Parmi les questions de recherche prioritaires, on peut citer la relation entre l’infection par Zika au cours de la grossesse et la survenue de microcéphalie chez les nouveau-nés, l’étude du neurotropisme du virus Zika avec ses éventuelles conséquences cliniques, la modélisation du virus et sa conformation dans l’espace, les moyens de contrôle des moustiques Aedes, vecteur du virus, leurs comportements et répartition géographique ainsi que la mise au point de tests diagnostiques sensibles et spécifiques d’infection par le virus Zika.

_DONNÉES DISPONIBLES_
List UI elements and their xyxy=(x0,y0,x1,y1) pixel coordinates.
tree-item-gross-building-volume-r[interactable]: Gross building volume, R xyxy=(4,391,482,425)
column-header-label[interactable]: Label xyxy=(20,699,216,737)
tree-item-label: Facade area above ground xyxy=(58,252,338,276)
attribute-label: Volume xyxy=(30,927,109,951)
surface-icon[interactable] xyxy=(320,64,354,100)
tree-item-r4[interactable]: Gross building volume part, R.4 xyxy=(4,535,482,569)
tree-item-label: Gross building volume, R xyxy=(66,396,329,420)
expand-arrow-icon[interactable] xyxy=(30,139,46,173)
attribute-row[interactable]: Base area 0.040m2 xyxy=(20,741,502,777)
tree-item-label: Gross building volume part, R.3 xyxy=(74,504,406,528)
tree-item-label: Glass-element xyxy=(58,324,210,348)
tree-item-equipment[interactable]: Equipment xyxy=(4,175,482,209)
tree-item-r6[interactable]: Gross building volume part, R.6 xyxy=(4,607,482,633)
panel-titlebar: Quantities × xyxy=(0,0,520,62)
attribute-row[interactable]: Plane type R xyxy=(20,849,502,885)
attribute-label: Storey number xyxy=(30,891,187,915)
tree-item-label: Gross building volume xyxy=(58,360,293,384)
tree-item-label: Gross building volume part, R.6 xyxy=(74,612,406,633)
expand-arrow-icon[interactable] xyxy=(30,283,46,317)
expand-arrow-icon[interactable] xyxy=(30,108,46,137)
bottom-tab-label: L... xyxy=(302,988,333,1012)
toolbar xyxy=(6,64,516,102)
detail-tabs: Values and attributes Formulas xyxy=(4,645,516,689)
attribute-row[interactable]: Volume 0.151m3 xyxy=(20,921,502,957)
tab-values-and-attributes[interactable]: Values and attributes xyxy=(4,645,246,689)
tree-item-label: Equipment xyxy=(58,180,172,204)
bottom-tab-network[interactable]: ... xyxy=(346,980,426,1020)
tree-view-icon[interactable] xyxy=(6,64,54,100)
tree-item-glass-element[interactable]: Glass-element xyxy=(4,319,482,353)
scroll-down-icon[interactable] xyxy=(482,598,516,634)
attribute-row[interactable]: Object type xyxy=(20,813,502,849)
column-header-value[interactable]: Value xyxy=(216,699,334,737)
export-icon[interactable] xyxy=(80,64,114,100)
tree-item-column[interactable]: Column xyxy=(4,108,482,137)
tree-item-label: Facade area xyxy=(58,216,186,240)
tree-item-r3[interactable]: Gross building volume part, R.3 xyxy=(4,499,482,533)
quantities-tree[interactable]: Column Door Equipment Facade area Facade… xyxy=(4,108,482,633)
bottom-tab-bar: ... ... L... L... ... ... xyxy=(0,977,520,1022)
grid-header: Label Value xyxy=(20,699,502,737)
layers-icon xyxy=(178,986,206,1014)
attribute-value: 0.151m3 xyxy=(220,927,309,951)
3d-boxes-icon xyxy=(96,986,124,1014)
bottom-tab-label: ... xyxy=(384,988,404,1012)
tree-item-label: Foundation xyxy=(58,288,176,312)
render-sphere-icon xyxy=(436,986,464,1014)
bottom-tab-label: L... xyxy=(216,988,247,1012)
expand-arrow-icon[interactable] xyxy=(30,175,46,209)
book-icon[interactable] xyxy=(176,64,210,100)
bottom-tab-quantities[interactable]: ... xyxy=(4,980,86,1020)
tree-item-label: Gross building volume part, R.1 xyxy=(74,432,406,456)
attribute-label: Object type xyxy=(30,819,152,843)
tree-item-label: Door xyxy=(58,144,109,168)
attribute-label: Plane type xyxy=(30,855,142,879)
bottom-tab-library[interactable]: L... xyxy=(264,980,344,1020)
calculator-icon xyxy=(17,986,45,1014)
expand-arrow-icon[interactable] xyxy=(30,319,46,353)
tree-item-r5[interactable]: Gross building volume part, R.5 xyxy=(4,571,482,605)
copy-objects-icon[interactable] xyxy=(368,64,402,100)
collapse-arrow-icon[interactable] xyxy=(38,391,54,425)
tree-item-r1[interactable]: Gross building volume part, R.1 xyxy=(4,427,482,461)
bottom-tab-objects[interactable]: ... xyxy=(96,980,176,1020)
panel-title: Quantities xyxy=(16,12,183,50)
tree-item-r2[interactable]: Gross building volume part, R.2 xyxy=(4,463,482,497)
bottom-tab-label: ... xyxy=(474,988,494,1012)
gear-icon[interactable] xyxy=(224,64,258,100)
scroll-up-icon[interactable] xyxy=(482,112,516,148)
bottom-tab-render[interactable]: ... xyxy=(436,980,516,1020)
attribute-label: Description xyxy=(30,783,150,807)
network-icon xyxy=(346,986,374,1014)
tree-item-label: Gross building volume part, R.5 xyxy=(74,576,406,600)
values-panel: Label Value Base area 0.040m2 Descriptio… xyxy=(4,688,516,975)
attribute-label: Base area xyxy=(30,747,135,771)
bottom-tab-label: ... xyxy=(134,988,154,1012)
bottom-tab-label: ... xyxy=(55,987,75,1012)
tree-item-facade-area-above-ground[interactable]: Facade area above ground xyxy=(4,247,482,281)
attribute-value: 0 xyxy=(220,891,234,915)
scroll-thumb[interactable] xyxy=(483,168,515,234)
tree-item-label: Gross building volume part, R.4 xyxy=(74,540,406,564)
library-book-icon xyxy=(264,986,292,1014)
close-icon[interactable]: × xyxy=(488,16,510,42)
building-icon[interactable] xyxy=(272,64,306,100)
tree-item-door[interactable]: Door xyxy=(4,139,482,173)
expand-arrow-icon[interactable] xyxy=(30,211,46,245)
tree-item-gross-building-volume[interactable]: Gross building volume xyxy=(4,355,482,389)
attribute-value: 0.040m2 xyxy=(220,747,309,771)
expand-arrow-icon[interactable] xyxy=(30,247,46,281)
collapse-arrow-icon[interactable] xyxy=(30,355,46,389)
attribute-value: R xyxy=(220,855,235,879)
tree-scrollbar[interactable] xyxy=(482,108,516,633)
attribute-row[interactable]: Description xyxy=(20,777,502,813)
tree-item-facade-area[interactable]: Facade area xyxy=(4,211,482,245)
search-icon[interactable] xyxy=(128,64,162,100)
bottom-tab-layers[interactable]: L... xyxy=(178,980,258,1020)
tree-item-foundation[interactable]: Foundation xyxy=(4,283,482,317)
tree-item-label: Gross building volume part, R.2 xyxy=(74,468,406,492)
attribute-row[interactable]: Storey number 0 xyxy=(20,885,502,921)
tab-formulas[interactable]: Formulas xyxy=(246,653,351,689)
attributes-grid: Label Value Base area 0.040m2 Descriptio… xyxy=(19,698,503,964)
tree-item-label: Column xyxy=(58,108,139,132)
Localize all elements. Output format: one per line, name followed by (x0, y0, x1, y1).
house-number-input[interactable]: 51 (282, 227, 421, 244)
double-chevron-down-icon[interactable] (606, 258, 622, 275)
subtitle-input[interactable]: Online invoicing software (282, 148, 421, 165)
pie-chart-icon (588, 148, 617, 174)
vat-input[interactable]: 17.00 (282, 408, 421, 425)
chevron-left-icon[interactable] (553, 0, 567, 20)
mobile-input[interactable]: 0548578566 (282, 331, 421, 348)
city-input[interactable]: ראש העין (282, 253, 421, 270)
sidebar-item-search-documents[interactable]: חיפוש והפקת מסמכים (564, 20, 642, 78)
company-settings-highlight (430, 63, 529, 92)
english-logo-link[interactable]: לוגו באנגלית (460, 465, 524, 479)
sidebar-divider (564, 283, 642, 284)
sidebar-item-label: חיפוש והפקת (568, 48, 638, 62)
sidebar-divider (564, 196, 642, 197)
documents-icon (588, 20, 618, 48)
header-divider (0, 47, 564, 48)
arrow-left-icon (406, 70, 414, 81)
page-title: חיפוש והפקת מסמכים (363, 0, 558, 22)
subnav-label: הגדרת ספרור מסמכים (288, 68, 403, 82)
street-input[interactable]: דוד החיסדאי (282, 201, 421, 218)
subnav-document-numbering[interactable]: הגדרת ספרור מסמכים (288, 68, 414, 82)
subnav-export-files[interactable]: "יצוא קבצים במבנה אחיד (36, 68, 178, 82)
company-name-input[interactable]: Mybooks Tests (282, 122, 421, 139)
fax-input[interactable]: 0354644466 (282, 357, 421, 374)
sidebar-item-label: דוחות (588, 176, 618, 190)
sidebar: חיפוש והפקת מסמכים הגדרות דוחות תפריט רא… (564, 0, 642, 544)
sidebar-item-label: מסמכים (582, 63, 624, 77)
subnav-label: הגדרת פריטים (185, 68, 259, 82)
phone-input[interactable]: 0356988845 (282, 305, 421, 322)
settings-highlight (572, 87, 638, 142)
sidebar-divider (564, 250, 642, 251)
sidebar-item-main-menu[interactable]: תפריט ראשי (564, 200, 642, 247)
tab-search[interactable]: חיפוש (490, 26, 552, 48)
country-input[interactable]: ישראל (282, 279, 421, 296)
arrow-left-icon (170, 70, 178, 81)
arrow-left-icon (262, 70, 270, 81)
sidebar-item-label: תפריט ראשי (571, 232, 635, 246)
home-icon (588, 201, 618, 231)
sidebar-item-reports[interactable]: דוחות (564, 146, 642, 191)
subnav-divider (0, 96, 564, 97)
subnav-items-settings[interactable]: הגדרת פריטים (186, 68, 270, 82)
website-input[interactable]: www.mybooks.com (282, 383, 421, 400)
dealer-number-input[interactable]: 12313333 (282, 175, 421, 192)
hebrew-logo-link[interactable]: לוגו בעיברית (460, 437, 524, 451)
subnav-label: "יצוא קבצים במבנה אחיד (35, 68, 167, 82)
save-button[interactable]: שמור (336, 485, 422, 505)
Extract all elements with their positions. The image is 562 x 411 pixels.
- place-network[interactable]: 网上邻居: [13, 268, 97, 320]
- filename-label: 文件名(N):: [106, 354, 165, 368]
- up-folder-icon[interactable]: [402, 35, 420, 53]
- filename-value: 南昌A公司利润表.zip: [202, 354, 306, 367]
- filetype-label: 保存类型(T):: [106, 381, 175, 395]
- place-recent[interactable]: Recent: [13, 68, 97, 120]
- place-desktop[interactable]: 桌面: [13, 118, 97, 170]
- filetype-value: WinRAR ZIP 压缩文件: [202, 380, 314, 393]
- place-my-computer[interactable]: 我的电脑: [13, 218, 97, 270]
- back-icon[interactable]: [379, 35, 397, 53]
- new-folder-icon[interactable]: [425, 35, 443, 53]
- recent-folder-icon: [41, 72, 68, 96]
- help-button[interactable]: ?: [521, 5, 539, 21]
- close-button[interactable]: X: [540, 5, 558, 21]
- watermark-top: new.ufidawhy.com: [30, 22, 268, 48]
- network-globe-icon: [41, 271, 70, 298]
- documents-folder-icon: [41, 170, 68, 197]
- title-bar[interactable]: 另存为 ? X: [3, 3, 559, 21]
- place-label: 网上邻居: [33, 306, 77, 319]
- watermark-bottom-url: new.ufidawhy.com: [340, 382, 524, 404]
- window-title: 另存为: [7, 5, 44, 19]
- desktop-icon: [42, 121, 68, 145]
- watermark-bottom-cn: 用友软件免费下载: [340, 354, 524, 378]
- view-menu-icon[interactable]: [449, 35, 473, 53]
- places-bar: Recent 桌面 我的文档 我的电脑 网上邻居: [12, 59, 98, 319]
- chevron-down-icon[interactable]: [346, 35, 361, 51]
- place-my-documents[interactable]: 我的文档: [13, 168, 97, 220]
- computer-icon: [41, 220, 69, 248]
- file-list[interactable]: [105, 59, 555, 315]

_CONSIGNE_
Répondez à ces questions d'après le texte étudié.
1. Quelle relation figure en tête des questions de recherche prioritaires ?
2. Quels moustiques servent de vecteur au virus Zika ?
3. Quelles qualités doivent avoir les tests diagnostiques à mettre au point ?

_RÉPONSE_
1. La relation entre l'infection par Zika au cours de la grossesse et la survenue de microcéphalie chez les nouveau-nés.
2. Les moustiques Aedes.
3. Ils doivent être sensibles et spécifiques d'infection par le virus Zika.